As far as I understand it, this "fencing" approach we're talking about (where the foot follows the hand and lands after the hand hits) is for power. In the Tao of Jeet Kune Do, Bruce Lee says that landing your foot before your hand it like slamming the brake right before maximum impact. The reason is because all your weight is pushing forward into your hand before you put your foot down, at which point your weight distributes to that foot instead of your hand. Which seems to match your description of power generation. "- power, you use your body to "push" your arm. "

It also matches your description of speed, since the punch snaps out from relatively near the body. 

Compared to this 6 harmony principle you speak of, it's quite different.  Although, I would definitely say that it isn't a harmonious method. It's a little off in the way that one part of your body is one step in front of the other. I wouldn't go as far as to say unnatural, but it definitely doesn't come easy.  It's difficult thing to execute. Effective though. Fast, powerful, far reaching, non telegraphic, and in effect, simple. (Executing it, not so simple ) What more could you ask for in a punch? The only negative I can think of is that it's a bit of an investment. Sort of like a leaping side kick, although it's over much quicker.


----------



## Kung Fu Wang (Jun 28, 2015)

Orange Lightning said:


> Bruce Lee says that landing your foot before your hand it like slamming the brake right before maximum impact. The reason is because all your weight is pushing forward into your hand before you put your foot down, at which point your weight distributes to that foot instead of your hand. Which seems to match your description of power generation. "- power, you use your body to "push" your arm. "


Do you think both foot landing and punching landing at the same time can generate the same amount of force (if not more)?

My concern is if your foot has landed but your hand hasn't arrived yet, it may give your opponent a chance to sweep/scoop/kick your landing leg since your hand hasn't reached far enough to protect your territory yet.

Here is an example. His shoulder push takes his opponent's counter away. If his shoulder push arrives just 1/4 second late, his opponent may be able to escape and counter.

_Data excerpt_:

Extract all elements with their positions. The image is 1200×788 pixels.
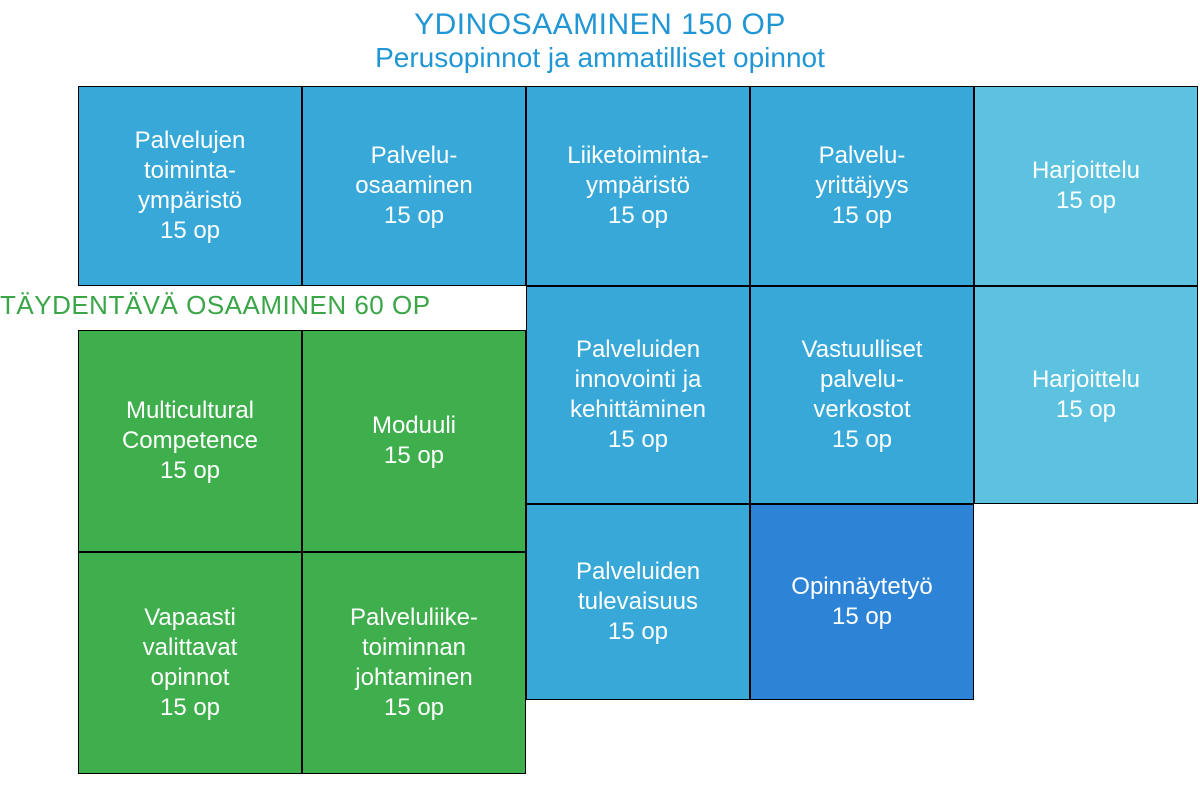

_Goal of the exercise_:
Copy the martial arts thread starting with "It also matches" and going on through "(Jun 28, 2015)", replacing "punch" with "strike" wherever it occurs. The data has no connection to the martial arts thread.

_Solution for this task_:
It also matches your description of speed, since the strike snaps out from relatively near the body. 

Compared to this 6 harmony principle you speak of, it's quite different.  Although, I would definitely say that it isn't a harmonious method. It's a little off in the way that one part of your body is one step in front of the other. I wouldn't go as far as to say unnatural, but it definitely doesn't come easy.  It's difficult thing to execute. Effective though. Fast, powerful, far reaching, non telegraphic, and in effect, simple. (Executing it, not so simple ) What more could you ask for in a strike? The only negative I can think of is that it's a bit of an investment. Sort of like a leaping side kick, although it's over much quicker.


----------



## Kung Fu Wang (Jun 28, 2015)